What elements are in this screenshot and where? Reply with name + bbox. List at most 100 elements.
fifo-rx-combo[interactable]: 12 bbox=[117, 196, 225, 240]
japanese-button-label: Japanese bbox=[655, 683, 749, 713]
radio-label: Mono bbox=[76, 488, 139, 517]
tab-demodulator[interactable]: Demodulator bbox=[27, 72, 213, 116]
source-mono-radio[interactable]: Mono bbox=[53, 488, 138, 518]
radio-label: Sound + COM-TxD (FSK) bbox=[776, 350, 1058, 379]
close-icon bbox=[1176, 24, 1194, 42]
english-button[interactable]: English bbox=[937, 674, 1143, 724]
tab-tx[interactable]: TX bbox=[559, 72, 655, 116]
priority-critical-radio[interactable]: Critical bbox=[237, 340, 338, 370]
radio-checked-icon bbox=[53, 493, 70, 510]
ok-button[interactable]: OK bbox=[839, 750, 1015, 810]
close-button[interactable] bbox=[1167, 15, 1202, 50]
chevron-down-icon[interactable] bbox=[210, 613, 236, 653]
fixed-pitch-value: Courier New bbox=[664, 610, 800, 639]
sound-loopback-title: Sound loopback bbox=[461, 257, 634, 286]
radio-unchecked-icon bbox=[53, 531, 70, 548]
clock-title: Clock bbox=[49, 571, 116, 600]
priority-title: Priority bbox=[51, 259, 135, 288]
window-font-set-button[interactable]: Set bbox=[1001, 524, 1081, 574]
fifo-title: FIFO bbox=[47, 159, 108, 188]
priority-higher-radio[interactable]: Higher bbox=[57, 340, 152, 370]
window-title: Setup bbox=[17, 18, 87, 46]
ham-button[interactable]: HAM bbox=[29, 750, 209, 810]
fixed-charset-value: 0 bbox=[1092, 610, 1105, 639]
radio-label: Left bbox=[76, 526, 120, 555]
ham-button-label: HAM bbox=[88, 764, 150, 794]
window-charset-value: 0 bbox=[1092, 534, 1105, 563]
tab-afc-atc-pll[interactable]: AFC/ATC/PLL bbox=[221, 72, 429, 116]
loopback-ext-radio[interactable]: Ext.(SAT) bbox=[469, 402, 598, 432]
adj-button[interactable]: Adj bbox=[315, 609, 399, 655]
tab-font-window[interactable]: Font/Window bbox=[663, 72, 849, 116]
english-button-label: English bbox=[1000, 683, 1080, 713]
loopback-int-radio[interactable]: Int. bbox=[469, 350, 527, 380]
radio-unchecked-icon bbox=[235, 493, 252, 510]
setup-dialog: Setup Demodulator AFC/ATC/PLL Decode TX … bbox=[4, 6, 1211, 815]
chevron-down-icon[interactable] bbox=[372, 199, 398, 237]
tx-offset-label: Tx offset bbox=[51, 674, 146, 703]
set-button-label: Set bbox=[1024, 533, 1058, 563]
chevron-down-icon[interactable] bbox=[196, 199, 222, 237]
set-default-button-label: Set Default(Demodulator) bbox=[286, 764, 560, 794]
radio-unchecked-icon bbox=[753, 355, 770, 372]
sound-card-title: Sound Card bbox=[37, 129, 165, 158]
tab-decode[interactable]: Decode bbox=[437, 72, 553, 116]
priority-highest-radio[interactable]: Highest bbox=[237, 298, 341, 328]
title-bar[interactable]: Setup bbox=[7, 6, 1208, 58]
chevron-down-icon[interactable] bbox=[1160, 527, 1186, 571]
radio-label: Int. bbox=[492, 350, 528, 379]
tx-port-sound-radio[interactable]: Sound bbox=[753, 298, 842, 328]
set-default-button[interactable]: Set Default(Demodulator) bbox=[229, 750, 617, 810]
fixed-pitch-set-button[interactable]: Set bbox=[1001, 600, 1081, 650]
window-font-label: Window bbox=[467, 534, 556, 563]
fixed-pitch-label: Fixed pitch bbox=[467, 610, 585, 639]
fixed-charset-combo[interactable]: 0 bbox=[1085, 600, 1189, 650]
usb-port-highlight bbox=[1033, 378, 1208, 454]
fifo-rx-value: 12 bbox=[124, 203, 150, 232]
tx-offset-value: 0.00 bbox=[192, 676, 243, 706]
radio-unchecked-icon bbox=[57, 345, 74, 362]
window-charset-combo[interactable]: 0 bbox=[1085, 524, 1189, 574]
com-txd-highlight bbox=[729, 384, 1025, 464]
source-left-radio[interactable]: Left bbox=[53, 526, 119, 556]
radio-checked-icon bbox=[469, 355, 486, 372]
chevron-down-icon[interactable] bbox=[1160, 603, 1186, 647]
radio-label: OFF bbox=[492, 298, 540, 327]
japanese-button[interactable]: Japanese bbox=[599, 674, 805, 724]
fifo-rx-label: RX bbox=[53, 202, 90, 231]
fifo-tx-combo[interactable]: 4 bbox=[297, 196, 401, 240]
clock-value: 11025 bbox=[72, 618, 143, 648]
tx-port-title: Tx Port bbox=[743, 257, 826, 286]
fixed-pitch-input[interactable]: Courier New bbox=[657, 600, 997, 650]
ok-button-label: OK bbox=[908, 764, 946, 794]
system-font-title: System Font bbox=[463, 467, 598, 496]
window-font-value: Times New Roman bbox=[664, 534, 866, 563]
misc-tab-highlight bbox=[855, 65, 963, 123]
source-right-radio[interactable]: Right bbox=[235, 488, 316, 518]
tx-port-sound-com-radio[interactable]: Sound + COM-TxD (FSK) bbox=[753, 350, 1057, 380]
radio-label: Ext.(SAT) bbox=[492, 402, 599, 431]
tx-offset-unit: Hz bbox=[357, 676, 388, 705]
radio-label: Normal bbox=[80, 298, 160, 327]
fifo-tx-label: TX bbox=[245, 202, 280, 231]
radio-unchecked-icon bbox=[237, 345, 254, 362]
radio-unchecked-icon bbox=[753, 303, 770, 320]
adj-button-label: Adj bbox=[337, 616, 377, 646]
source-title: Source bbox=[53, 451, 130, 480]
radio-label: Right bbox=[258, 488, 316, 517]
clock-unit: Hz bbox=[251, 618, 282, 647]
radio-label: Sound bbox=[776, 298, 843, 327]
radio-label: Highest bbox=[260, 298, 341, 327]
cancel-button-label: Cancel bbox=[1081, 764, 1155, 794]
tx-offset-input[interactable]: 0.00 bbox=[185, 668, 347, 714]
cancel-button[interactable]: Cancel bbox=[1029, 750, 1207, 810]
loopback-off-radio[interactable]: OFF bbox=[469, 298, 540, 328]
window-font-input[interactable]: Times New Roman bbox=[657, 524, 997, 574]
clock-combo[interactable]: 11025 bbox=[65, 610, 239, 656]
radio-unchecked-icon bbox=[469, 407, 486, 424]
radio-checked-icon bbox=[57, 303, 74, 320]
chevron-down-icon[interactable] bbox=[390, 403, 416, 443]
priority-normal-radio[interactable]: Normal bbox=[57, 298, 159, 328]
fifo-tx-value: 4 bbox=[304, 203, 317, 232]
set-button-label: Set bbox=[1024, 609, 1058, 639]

Set task: Reproduce the records in full, renaming every occurrence of "chevron-down-icon" to "dropdown-arrow-icon" and leaving everything else unchanged.

Answer for the task:
What elements are in this screenshot and where? Reply with name + bbox. List at most 100 elements.
fifo-rx-combo[interactable]: 12 bbox=[117, 196, 225, 240]
japanese-button-label: Japanese bbox=[655, 683, 749, 713]
radio-label: Mono bbox=[76, 488, 139, 517]
tab-demodulator[interactable]: Demodulator bbox=[27, 72, 213, 116]
source-mono-radio[interactable]: Mono bbox=[53, 488, 138, 518]
radio-label: Sound + COM-TxD (FSK) bbox=[776, 350, 1058, 379]
close-icon bbox=[1176, 24, 1194, 42]
english-button[interactable]: English bbox=[937, 674, 1143, 724]
tab-tx[interactable]: TX bbox=[559, 72, 655, 116]
priority-critical-radio[interactable]: Critical bbox=[237, 340, 338, 370]
radio-checked-icon bbox=[53, 493, 70, 510]
ok-button[interactable]: OK bbox=[839, 750, 1015, 810]
close-button[interactable] bbox=[1167, 15, 1202, 50]
dropdown-arrow-icon[interactable] bbox=[210, 613, 236, 653]
fixed-pitch-value: Courier New bbox=[664, 610, 800, 639]
sound-loopback-title: Sound loopback bbox=[461, 257, 634, 286]
radio-unchecked-icon bbox=[53, 531, 70, 548]
clock-title: Clock bbox=[49, 571, 116, 600]
priority-title: Priority bbox=[51, 259, 135, 288]
window-font-set-button[interactable]: Set bbox=[1001, 524, 1081, 574]
fifo-title: FIFO bbox=[47, 159, 108, 188]
priority-higher-radio[interactable]: Higher bbox=[57, 340, 152, 370]
window-title: Setup bbox=[17, 18, 87, 46]
ham-button[interactable]: HAM bbox=[29, 750, 209, 810]
fixed-charset-value: 0 bbox=[1092, 610, 1105, 639]
radio-label: Left bbox=[76, 526, 120, 555]
ham-button-label: HAM bbox=[88, 764, 150, 794]
window-charset-value: 0 bbox=[1092, 534, 1105, 563]
tab-afc-atc-pll[interactable]: AFC/ATC/PLL bbox=[221, 72, 429, 116]
loopback-ext-radio[interactable]: Ext.(SAT) bbox=[469, 402, 598, 432]
adj-button[interactable]: Adj bbox=[315, 609, 399, 655]
tab-font-window[interactable]: Font/Window bbox=[663, 72, 849, 116]
english-button-label: English bbox=[1000, 683, 1080, 713]
loopback-int-radio[interactable]: Int. bbox=[469, 350, 527, 380]
radio-unchecked-icon bbox=[235, 493, 252, 510]
setup-dialog: Setup Demodulator AFC/ATC/PLL Decode TX … bbox=[4, 6, 1211, 815]
dropdown-arrow-icon[interactable] bbox=[372, 199, 398, 237]
tx-offset-label: Tx offset bbox=[51, 674, 146, 703]
set-button-label: Set bbox=[1024, 533, 1058, 563]
dropdown-arrow-icon[interactable] bbox=[196, 199, 222, 237]
set-default-button-label: Set Default(Demodulator) bbox=[286, 764, 560, 794]
radio-unchecked-icon bbox=[753, 355, 770, 372]
sound-card-title: Sound Card bbox=[37, 129, 165, 158]
tab-decode[interactable]: Decode bbox=[437, 72, 553, 116]
priority-highest-radio[interactable]: Highest bbox=[237, 298, 341, 328]
title-bar[interactable]: Setup bbox=[7, 6, 1208, 58]
dropdown-arrow-icon[interactable] bbox=[1160, 527, 1186, 571]
radio-label: Int. bbox=[492, 350, 528, 379]
tx-port-sound-radio[interactable]: Sound bbox=[753, 298, 842, 328]
set-default-button[interactable]: Set Default(Demodulator) bbox=[229, 750, 617, 810]
fixed-pitch-set-button[interactable]: Set bbox=[1001, 600, 1081, 650]
window-font-label: Window bbox=[467, 534, 556, 563]
fixed-pitch-label: Fixed pitch bbox=[467, 610, 585, 639]
fixed-charset-combo[interactable]: 0 bbox=[1085, 600, 1189, 650]
usb-port-highlight bbox=[1033, 378, 1208, 454]
fifo-rx-value: 12 bbox=[124, 203, 150, 232]
tx-offset-value: 0.00 bbox=[192, 676, 243, 706]
radio-unchecked-icon bbox=[57, 345, 74, 362]
window-charset-combo[interactable]: 0 bbox=[1085, 524, 1189, 574]
com-txd-highlight bbox=[729, 384, 1025, 464]
source-left-radio[interactable]: Left bbox=[53, 526, 119, 556]
radio-checked-icon bbox=[469, 355, 486, 372]
dropdown-arrow-icon[interactable] bbox=[1160, 603, 1186, 647]
radio-label: OFF bbox=[492, 298, 540, 327]
japanese-button[interactable]: Japanese bbox=[599, 674, 805, 724]
fifo-rx-label: RX bbox=[53, 202, 90, 231]
fifo-tx-combo[interactable]: 4 bbox=[297, 196, 401, 240]
clock-value: 11025 bbox=[72, 618, 143, 648]
tx-port-title: Tx Port bbox=[743, 257, 826, 286]
fixed-pitch-input[interactable]: Courier New bbox=[657, 600, 997, 650]
ok-button-label: OK bbox=[908, 764, 946, 794]
system-font-title: System Font bbox=[463, 467, 598, 496]
window-font-value: Times New Roman bbox=[664, 534, 866, 563]
misc-tab-highlight bbox=[855, 65, 963, 123]
source-right-radio[interactable]: Right bbox=[235, 488, 316, 518]
tx-port-sound-com-radio[interactable]: Sound + COM-TxD (FSK) bbox=[753, 350, 1057, 380]
radio-label: Ext.(SAT) bbox=[492, 402, 599, 431]
tx-offset-unit: Hz bbox=[357, 676, 388, 705]
radio-label: Normal bbox=[80, 298, 160, 327]
fifo-tx-label: TX bbox=[245, 202, 280, 231]
radio-unchecked-icon bbox=[237, 345, 254, 362]
radio-unchecked-icon bbox=[753, 303, 770, 320]
adj-button-label: Adj bbox=[337, 616, 377, 646]
source-title: Source bbox=[53, 451, 130, 480]
radio-label: Right bbox=[258, 488, 316, 517]
clock-unit: Hz bbox=[251, 618, 282, 647]
radio-label: Sound bbox=[776, 298, 843, 327]
radio-label: Highest bbox=[260, 298, 341, 327]
cancel-button-label: Cancel bbox=[1081, 764, 1155, 794]
tx-offset-input[interactable]: 0.00 bbox=[185, 668, 347, 714]
cancel-button[interactable]: Cancel bbox=[1029, 750, 1207, 810]
loopback-off-radio[interactable]: OFF bbox=[469, 298, 540, 328]
window-font-input[interactable]: Times New Roman bbox=[657, 524, 997, 574]
clock-combo[interactable]: 11025 bbox=[65, 610, 239, 656]
radio-unchecked-icon bbox=[469, 407, 486, 424]
radio-checked-icon bbox=[57, 303, 74, 320]
dropdown-arrow-icon[interactable] bbox=[390, 403, 416, 443]
priority-normal-radio[interactable]: Normal bbox=[57, 298, 159, 328]
fifo-tx-value: 4 bbox=[304, 203, 317, 232]
set-button-label: Set bbox=[1024, 609, 1058, 639]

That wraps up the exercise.